Written instruction: Records follow. Copy every line with "this".

Entries shown:
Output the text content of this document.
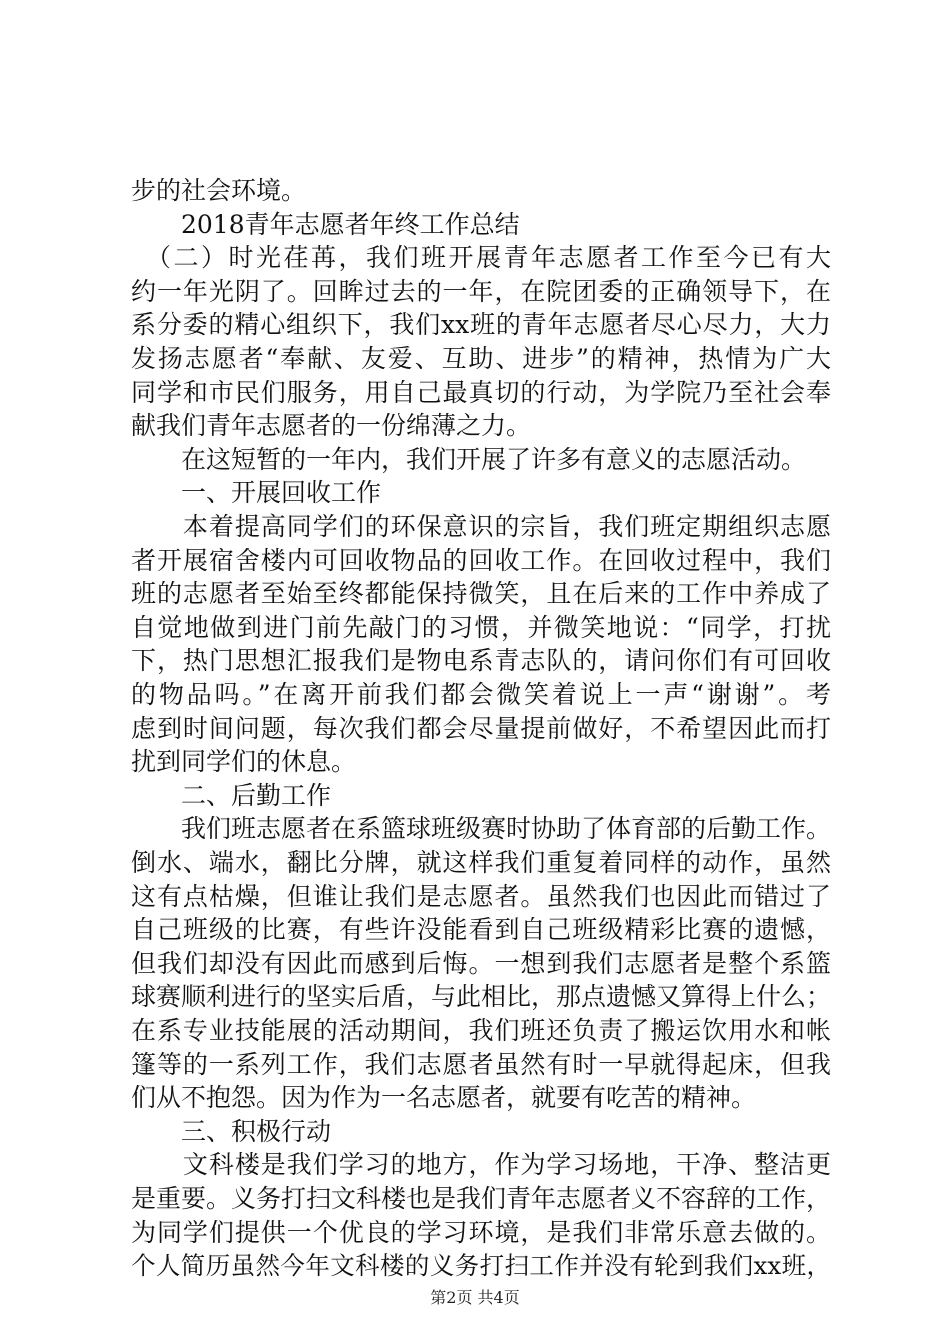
步的社会环境。
　　2018青年志愿者年终工作总结
　（二）时光荏苒，我们班开展青年志愿者工作至今已有大
约一年光阴了。回眸过去的一年，在院团委的正确领导下，在
系分委的精心组织下，我们xx班的青年志愿者尽心尽力，大力
发扬志愿者“奉献、友爱、互助、进步”的精神，热情为广大
同学和市民们服务，用自己最真切的行动，为学院乃至社会奉
献我们青年志愿者的一份绵薄之力。
　　在这短暂的一年内，我们开展了许多有意义的志愿活动。
　　一、开展回收工作
　　本着提高同学们的环保意识的宗旨，我们班定期组织志愿
者开展宿舍楼内可回收物品的回收工作。在回收过程中，我们
班的志愿者至始至终都能保持微笑，且在后来的工作中养成了
自觉地做到进门前先敲门的习惯，并微笑地说：“同学，打扰
下，热门思想汇报我们是物电系青志队的，请问你们有可回收
的物品吗。”在离开前我们都会微笑着说上一声“谢谢”。考
虑到时间问题，每次我们都会尽量提前做好，不希望因此而打
扰到同学们的休息。
　　二、后勤工作
　　我们班志愿者在系篮球班级赛时协助了体育部的后勤工作。
倒水、端水，翻比分牌，就这样我们重复着同样的动作，虽然
这有点枯燥，但谁让我们是志愿者。虽然我们也因此而错过了
自己班级的比赛，有些许没能看到自己班级精彩比赛的遗憾，
但我们却没有因此而感到后悔。一想到我们志愿者是整个系篮
球赛顺利进行的坚实后盾，与此相比，那点遗憾又算得上什么；
在系专业技能展的活动期间，我们班还负责了搬运饮用水和帐
篷等的一系列工作，我们志愿者虽然有时一早就得起床，但我
们从不抱怨。因为作为一名志愿者，就要有吃苦的精神。
　　三、积极行动
　　文科楼是我们学习的地方，作为学习场地，干净、整洁更
是重要。义务打扫文科楼也是我们青年志愿者义不容辞的工作，
为同学们提供一个优良的学习环境，是我们非常乐意去做的。
个人简历虽然今年文科楼的义务打扫工作并没有轮到我们xx班，
第2页 共4页
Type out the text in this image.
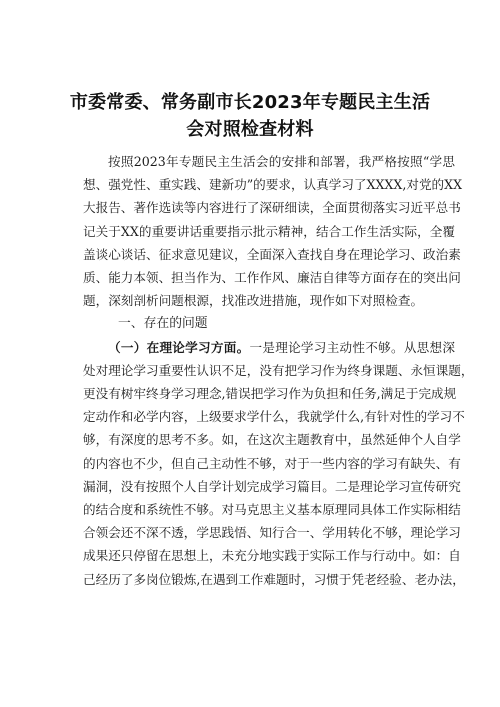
市委常委、常务副市长2023年专题民主生活
会对照检查材料
按照2023年专题民主生活会的安排和部署，我严格按照“学思
想、强党性、重实践、建新功”的要求，认真学习了XXXX,对党的XX
大报告、著作选读等内容进行了深研细读，全面贯彻落实习近平总书
记关于XX的重要讲话重要指示批示精神，结合工作生活实际，全覆
盖谈心谈话、征求意见建议，全面深入查找自身在理论学习、政治素
质、能力本领、担当作为、工作作风、廉洁自律等方面存在的突出问
题，深刻剖析问题根源，找准改进措施，现作如下对照检查。
一、存在的问题
（一）在理论学习方面。一是理论学习主动性不够。从思想深
处对理论学习重要性认识不足，没有把学习作为终身课题、永恒课题，
更没有树牢终身学习理念,错误把学习作为负担和任务,满足于完成规
定动作和必学内容，上级要求学什么，我就学什么,有针对性的学习不
够，有深度的思考不多。如，在这次主题教育中，虽然延伸个人自学
的内容也不少，但自己主动性不够，对于一些内容的学习有缺失、有
漏洞，没有按照个人自学计划完成学习篇目。二是理论学习宣传研究
的结合度和系统性不够。对马克思主义基本原理同具体工作实际相结
合领会还不深不透，学思践悟、知行合一、学用转化不够，理论学习
成果还只停留在思想上，未充分地实践于实际工作与行动中。如：自
己经历了多岗位锻炼,在遇到工作难题时，习惯于凭老经验、老办法，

Task result:
Output the text content of this document.
Type out the text in this image.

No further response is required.